* Start Entries supplied *

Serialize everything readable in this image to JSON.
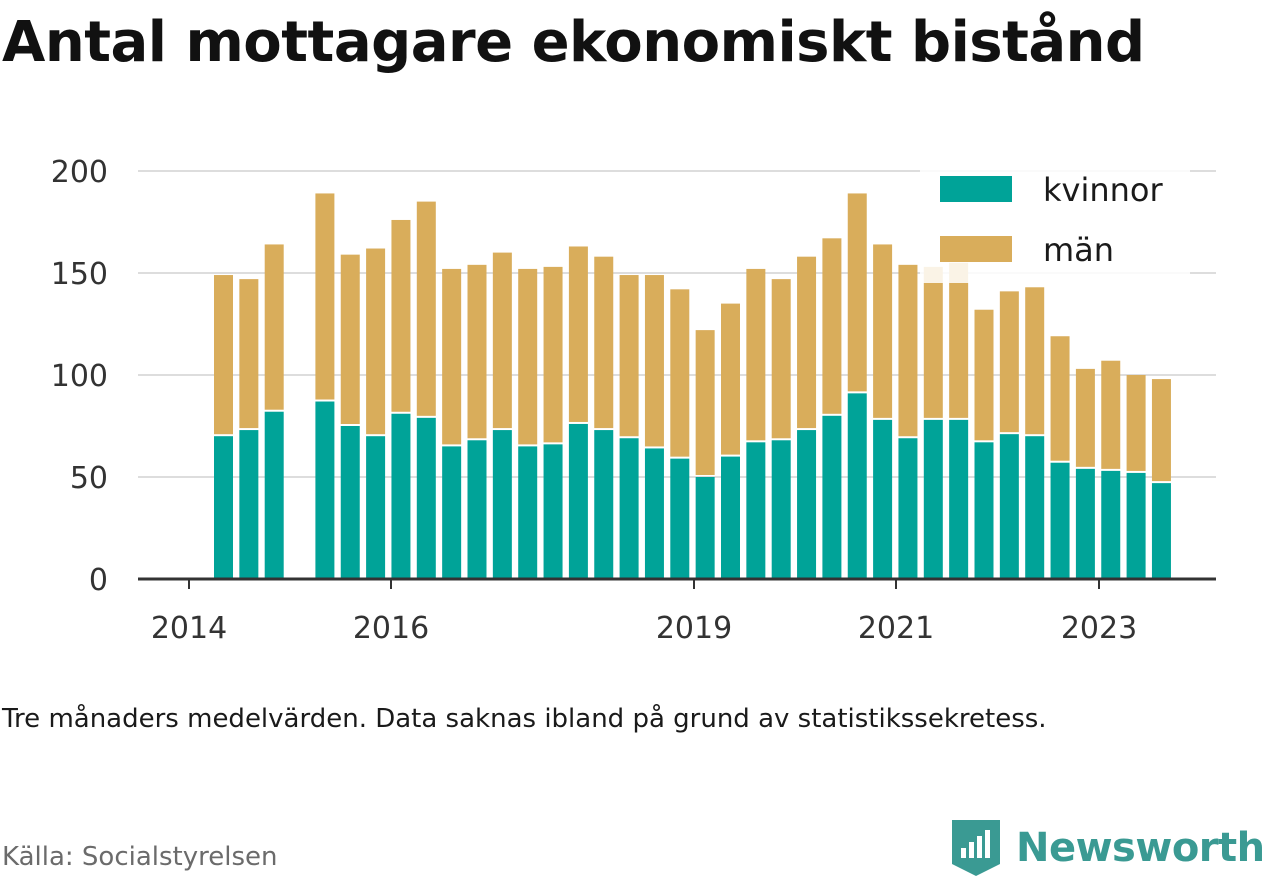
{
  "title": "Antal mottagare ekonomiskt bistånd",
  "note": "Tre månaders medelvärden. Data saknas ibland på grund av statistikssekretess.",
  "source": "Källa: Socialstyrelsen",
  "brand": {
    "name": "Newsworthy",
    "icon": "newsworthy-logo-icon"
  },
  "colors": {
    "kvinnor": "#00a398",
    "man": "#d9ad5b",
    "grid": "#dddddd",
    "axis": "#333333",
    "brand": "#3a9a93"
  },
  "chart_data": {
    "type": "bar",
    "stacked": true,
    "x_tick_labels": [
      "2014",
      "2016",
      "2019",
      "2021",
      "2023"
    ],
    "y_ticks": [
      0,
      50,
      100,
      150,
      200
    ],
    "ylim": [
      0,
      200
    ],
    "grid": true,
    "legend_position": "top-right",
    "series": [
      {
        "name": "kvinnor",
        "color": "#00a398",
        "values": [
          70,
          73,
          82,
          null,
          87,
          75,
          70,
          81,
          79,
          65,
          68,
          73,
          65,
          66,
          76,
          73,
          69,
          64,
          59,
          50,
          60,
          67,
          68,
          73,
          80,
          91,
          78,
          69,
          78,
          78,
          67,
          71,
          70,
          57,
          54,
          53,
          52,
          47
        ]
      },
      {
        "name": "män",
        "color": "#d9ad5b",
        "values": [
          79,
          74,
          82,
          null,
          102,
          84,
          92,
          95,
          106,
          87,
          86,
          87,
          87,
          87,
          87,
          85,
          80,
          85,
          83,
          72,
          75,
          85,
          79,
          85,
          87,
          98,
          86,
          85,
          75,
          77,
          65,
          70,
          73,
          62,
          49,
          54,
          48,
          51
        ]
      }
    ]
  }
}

* End Entries supplied *

→ **Task directions**: What is needed is an exact reproduction of the data, pictures excluded.

→ **Output below**:
Serialize everything readable in this image to JSON.
{
  "title": "Antal mottagare ekonomiskt bistånd",
  "note": "Tre månaders medelvärden. Data saknas ibland på grund av statistikssekretess.",
  "source": "Källa: Socialstyrelsen",
  "brand": {
    "name": "Newsworthy",
    "icon": "newsworthy-logo-icon"
  },
  "colors": {
    "kvinnor": "#00a398",
    "man": "#d9ad5b",
    "grid": "#dddddd",
    "axis": "#333333",
    "brand": "#3a9a93"
  },
  "chart_data": {
    "type": "bar",
    "stacked": true,
    "x_tick_labels": [
      "2014",
      "2016",
      "2019",
      "2021",
      "2023"
    ],
    "y_ticks": [
      0,
      50,
      100,
      150,
      200
    ],
    "ylim": [
      0,
      200
    ],
    "grid": true,
    "legend_position": "top-right",
    "series": [
      {
        "name": "kvinnor",
        "color": "#00a398",
        "values": [
          70,
          73,
          82,
          null,
          87,
          75,
          70,
          81,
          79,
          65,
          68,
          73,
          65,
          66,
          76,
          73,
          69,
          64,
          59,
          50,
          60,
          67,
          68,
          73,
          80,
          91,
          78,
          69,
          78,
          78,
          67,
          71,
          70,
          57,
          54,
          53,
          52,
          47
        ]
      },
      {
        "name": "män",
        "color": "#d9ad5b",
        "values": [
          79,
          74,
          82,
          null,
          102,
          84,
          92,
          95,
          106,
          87,
          86,
          87,
          87,
          87,
          87,
          85,
          80,
          85,
          83,
          72,
          75,
          85,
          79,
          85,
          87,
          98,
          86,
          85,
          75,
          77,
          65,
          70,
          73,
          62,
          49,
          54,
          48,
          51
        ]
      }
    ]
  }
}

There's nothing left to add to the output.